%%

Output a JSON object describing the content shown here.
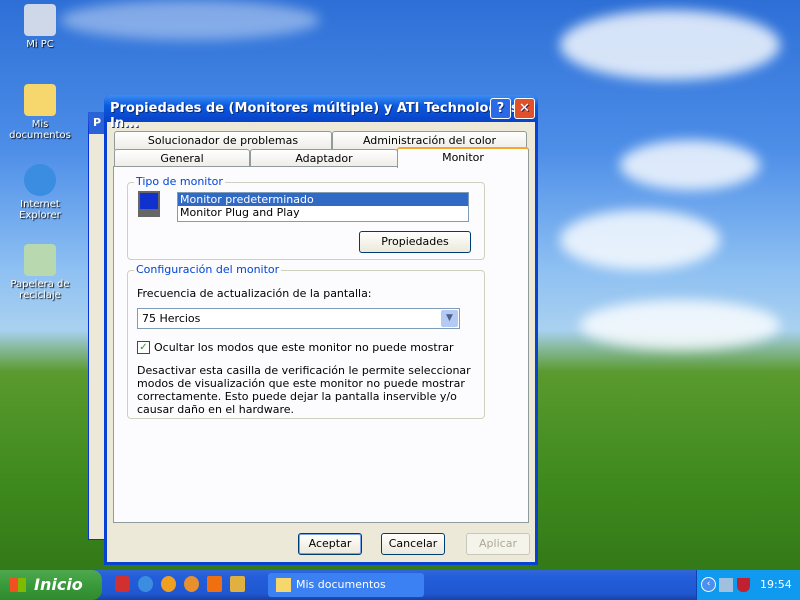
{
  "desktop": {
    "icons": [
      {
        "label": "Mi PC"
      },
      {
        "label": "Mis documentos"
      },
      {
        "label": "Internet Explorer"
      },
      {
        "label": "Papelera de reciclaje"
      }
    ]
  },
  "background_window": {
    "title_initial": "P"
  },
  "dialog": {
    "title": "Propiedades de (Monitores múltiple) y ATI Technologies In...",
    "help_label": "?",
    "close_label": "✕",
    "tabs_row1": [
      "Solucionador de problemas",
      "Administración del color"
    ],
    "tabs_row2": [
      "General",
      "Adaptador",
      "Monitor"
    ],
    "active_tab": "Monitor",
    "monitor_type": {
      "group_label": "Tipo de monitor",
      "items": [
        "Monitor predeterminado",
        "Monitor Plug and Play"
      ],
      "selected": "Monitor predeterminado",
      "properties_button": "Propiedades"
    },
    "monitor_config": {
      "group_label": "Configuración del monitor",
      "refresh_label": "Frecuencia de actualización de la pantalla:",
      "refresh_value": "75 Hercios",
      "hide_modes_label": "Ocultar los modos que este monitor no puede mostrar",
      "hide_modes_checked": true,
      "warning": "Desactivar esta casilla de verificación le permite seleccionar modos de visualización que este monitor no puede mostrar correctamente. Esto puede dejar la pantalla inservible y/o causar daño en el hardware."
    },
    "buttons": {
      "ok": "Aceptar",
      "cancel": "Cancelar",
      "apply": "Aplicar"
    }
  },
  "taskbar": {
    "start_label": "Inicio",
    "task": "Mis documentos",
    "clock": "19:54",
    "quicklaunch": [
      "app-icon",
      "ie-icon",
      "media-player-icon",
      "messenger-icon",
      "office-icon",
      "tool-icon"
    ]
  }
}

%%

From the data above, copy each line that holds "documentos".

Exercise answer:
        "label": "Mis documentos"
    "task": "Mis documentos",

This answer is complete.